WHAT YOU SHOULD DO. Restate the complete material exactly.

DATA LISTING.
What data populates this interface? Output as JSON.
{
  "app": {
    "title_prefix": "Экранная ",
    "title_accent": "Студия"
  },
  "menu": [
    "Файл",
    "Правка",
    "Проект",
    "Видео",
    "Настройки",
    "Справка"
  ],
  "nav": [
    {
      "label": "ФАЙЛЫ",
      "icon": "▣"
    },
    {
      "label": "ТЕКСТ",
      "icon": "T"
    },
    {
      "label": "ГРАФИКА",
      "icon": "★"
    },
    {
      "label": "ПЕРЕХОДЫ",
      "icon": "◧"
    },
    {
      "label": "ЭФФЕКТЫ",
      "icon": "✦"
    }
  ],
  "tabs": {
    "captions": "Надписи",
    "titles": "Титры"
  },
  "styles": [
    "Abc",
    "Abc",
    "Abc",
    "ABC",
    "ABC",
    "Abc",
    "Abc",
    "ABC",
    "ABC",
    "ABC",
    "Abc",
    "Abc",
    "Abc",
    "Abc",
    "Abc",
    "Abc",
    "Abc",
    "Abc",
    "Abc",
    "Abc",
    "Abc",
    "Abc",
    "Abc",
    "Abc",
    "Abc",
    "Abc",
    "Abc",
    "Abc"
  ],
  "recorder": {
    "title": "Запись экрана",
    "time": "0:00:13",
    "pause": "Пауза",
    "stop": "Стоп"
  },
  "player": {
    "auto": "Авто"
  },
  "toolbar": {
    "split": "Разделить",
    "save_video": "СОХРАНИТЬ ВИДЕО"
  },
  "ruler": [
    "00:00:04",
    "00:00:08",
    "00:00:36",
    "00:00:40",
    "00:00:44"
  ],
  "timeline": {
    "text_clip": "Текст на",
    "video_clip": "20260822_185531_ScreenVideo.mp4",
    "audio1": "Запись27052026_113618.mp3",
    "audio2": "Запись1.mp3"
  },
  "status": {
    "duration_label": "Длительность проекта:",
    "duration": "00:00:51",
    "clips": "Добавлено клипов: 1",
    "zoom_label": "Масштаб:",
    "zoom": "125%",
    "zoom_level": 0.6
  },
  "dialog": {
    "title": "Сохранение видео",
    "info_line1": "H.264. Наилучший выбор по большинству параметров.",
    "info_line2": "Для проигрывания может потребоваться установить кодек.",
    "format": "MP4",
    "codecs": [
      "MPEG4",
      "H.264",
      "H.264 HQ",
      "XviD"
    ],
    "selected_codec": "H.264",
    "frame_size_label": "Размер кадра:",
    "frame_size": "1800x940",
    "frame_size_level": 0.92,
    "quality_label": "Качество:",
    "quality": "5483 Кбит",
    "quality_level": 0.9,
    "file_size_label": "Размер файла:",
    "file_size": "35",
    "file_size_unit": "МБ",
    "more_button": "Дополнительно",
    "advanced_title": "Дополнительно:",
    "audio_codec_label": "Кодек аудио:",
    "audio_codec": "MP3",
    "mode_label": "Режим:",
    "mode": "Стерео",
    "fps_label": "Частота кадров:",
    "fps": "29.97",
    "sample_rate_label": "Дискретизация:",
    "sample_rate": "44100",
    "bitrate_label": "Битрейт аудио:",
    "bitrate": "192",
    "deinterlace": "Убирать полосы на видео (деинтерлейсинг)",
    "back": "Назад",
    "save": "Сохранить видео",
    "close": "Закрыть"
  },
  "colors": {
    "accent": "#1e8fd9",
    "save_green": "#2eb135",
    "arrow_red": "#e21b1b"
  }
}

FINAL RESULT.
What data populates this interface? Output as JSON.
{
  "app": {
    "title_prefix": "Экранная ",
    "title_accent": "Студия"
  },
  "menu": [
    "Файл",
    "Правка",
    "Проект",
    "Видео",
    "Настройки",
    "Справка"
  ],
  "nav": [
    {
      "label": "ФАЙЛЫ",
      "icon": "▣"
    },
    {
      "label": "ТЕКСТ",
      "icon": "T"
    },
    {
      "label": "ГРАФИКА",
      "icon": "★"
    },
    {
      "label": "ПЕРЕХОДЫ",
      "icon": "◧"
    },
    {
      "label": "ЭФФЕКТЫ",
      "icon": "✦"
    }
  ],
  "tabs": {
    "captions": "Надписи",
    "titles": "Титры"
  },
  "styles": [
    "Abc",
    "Abc",
    "Abc",
    "ABC",
    "ABC",
    "Abc",
    "Abc",
    "ABC",
    "ABC",
    "ABC",
    "Abc",
    "Abc",
    "Abc",
    "Abc",
    "Abc",
    "Abc",
    "Abc",
    "Abc",
    "Abc",
    "Abc",
    "Abc",
    "Abc",
    "Abc",
    "Abc",
    "Abc",
    "Abc",
    "Abc",
    "Abc"
  ],
  "recorder": {
    "title": "Запись экрана",
    "time": "0:00:13",
    "pause": "Пауза",
    "stop": "Стоп"
  },
  "player": {
    "auto": "Авто"
  },
  "toolbar": {
    "split": "Разделить",
    "save_video": "СОХРАНИТЬ ВИДЕО"
  },
  "ruler": [
    "00:00:04",
    "00:00:08",
    "00:00:36",
    "00:00:40",
    "00:00:44"
  ],
  "timeline": {
    "text_clip": "Текст на",
    "video_clip": "20260822_185531_ScreenVideo.mp4",
    "audio1": "Запись27052026_113618.mp3",
    "audio2": "Запись1.mp3"
  },
  "status": {
    "duration_label": "Длительность проекта:",
    "duration": "00:00:51",
    "clips": "Добавлено клипов: 1",
    "zoom_label": "Масштаб:",
    "zoom": "125%",
    "zoom_level": 0.6
  },
  "dialog": {
    "title": "Сохранение видео",
    "info_line1": "H.264. Наилучший выбор по большинству параметров.",
    "info_line2": "Для проигрывания может потребоваться установить кодек.",
    "format": "MP4",
    "codecs": [
      "MPEG4",
      "H.264",
      "H.264 HQ",
      "XviD"
    ],
    "selected_codec": "H.264",
    "frame_size_label": "Размер кадра:",
    "frame_size": "1800x940",
    "frame_size_level": 0.92,
    "quality_label": "Качество:",
    "quality": "5483 Кбит",
    "quality_level": 0.9,
    "file_size_label": "Размер файла:",
    "file_size": "35",
    "file_size_unit": "МБ",
    "more_button": "Дополнительно",
    "advanced_title": "Дополнительно:",
    "audio_codec_label": "Кодек аудио:",
    "audio_codec": "MP3",
    "mode_label": "Режим:",
    "mode": "Стерео",
    "fps_label": "Частота кадров:",
    "fps": "29.97",
    "sample_rate_label": "Дискретизация:",
    "sample_rate": "44100",
    "bitrate_label": "Битрейт аудио:",
    "bitrate": "192",
    "deinterlace": "Убирать полосы на видео (деинтерлейсинг)",
    "back": "Назад",
    "save": "Сохранить видео",
    "close": "Закрыть"
  },
  "colors": {
    "accent": "#1e8fd9",
    "save_green": "#2eb135",
    "arrow_red": "#e21b1b"
  }
}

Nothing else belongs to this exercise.